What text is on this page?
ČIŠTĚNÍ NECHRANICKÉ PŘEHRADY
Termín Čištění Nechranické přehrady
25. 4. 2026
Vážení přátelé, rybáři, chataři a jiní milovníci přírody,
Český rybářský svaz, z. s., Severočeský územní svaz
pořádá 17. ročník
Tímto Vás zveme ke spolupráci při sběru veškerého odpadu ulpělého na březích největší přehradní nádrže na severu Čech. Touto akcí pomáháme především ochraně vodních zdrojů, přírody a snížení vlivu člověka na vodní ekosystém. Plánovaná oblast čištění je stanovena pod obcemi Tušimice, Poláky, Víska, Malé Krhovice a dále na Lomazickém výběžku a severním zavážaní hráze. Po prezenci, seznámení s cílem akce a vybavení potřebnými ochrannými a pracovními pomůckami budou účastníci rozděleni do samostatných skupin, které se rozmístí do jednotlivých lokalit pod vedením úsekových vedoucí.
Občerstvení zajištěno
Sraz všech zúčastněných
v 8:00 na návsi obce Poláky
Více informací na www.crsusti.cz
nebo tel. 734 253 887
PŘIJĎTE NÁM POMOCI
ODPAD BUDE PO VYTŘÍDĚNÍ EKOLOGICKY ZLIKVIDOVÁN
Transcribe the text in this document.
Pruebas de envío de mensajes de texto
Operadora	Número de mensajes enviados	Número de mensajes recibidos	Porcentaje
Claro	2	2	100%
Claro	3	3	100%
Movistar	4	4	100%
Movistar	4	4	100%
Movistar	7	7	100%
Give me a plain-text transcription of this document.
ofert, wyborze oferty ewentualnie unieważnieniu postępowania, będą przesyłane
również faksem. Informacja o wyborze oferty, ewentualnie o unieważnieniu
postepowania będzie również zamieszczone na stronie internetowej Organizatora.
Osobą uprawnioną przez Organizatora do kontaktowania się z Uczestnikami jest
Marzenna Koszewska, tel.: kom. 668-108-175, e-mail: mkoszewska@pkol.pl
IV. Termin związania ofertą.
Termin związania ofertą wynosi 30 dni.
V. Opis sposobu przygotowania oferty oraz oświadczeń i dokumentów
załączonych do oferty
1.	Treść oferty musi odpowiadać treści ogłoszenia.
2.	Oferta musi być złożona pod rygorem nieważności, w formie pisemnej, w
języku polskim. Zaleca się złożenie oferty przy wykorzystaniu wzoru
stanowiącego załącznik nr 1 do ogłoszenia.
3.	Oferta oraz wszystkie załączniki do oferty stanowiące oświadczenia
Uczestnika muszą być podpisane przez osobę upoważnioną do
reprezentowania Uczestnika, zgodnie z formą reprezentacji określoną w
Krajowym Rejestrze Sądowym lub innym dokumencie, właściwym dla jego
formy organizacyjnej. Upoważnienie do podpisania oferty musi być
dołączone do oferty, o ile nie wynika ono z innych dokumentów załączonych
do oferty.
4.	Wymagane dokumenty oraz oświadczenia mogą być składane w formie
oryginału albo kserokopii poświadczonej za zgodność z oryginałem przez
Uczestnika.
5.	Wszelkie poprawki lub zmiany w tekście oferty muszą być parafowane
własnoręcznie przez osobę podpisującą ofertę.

_ _ _ _ _ _ _

» **DIRECTIONS**
Please repeat the material above, word for word and in full.

» **SOLUTION BELOW**
What text is on this page?
ČIŠTĚNÍ NECHRANICKÉ PŘEHRADY
Termín Čištění Nechranické přehrady
25. 4. 2026
Vážení přátelé, rybáři, chataři a jiní milovníci přírody,
Český rybářský svaz, z. s., Severočeský územní svaz
pořádá 17. ročník
Tímto Vás zveme ke spolupráci při sběru veškerého odpadu ulpělého na březích největší přehradní nádrže na severu Čech. Touto akcí pomáháme především ochraně vodních zdrojů, přírody a snížení vlivu člověka na vodní ekosystém. Plánovaná oblast čištění je stanovena pod obcemi Tušimice, Poláky, Víska, Malé Krhovice a dále na Lomazickém výběžku a severním zavážaní hráze. Po prezenci, seznámení s cílem akce a vybavení potřebnými ochrannými a pracovními pomůckami budou účastníci rozděleni do samostatných skupin, které se rozmístí do jednotlivých lokalit pod vedením úsekových vedoucí.
Občerstvení zajištěno
Sraz všech zúčastněných
v 8:00 na návsi obce Poláky
Více informací na www.crsusti.cz
nebo tel. 734 253 887
PŘIJĎTE NÁM POMOCI
ODPAD BUDE PO VYTŘÍDĚNÍ EKOLOGICKY ZLIKVIDOVÁN
Transcribe the text in this document.
Pruebas de envío de mensajes de texto
Operadora	Número de mensajes enviados	Número de mensajes recibidos	Porcentaje
Claro	2	2	100%
Claro	3	3	100%
Movistar	4	4	100%
Movistar	4	4	100%
Movistar	7	7	100%
Give me a plain-text transcription of this document.
ofert, wyborze oferty ewentualnie unieważnieniu postępowania, będą przesyłane
również faksem. Informacja o wyborze oferty, ewentualnie o unieważnieniu
postepowania będzie również zamieszczone na stronie internetowej Organizatora.
Osobą uprawnioną przez Organizatora do kontaktowania się z Uczestnikami jest
Marzenna Koszewska, tel.: kom. 668-108-175, e-mail: mkoszewska@pkol.pl
IV. Termin związania ofertą.
Termin związania ofertą wynosi 30 dni.
V. Opis sposobu przygotowania oferty oraz oświadczeń i dokumentów
załączonych do oferty
1.	Treść oferty musi odpowiadać treści ogłoszenia.
2.	Oferta musi być złożona pod rygorem nieważności, w formie pisemnej, w
języku polskim. Zaleca się złożenie oferty przy wykorzystaniu wzoru
stanowiącego załącznik nr 1 do ogłoszenia.
3.	Oferta oraz wszystkie załączniki do oferty stanowiące oświadczenia
Uczestnika muszą być podpisane przez osobę upoważnioną do
reprezentowania Uczestnika, zgodnie z formą reprezentacji określoną w
Krajowym Rejestrze Sądowym lub innym dokumencie, właściwym dla jego
formy organizacyjnej. Upoważnienie do podpisania oferty musi być
dołączone do oferty, o ile nie wynika ono z innych dokumentów załączonych
do oferty.
4.	Wymagane dokumenty oraz oświadczenia mogą być składane w formie
oryginału albo kserokopii poświadczonej za zgodność z oryginałem przez
Uczestnika.
5.	Wszelkie poprawki lub zmiany w tekście oferty muszą być parafowane
własnoręcznie przez osobę podpisującą ofertę.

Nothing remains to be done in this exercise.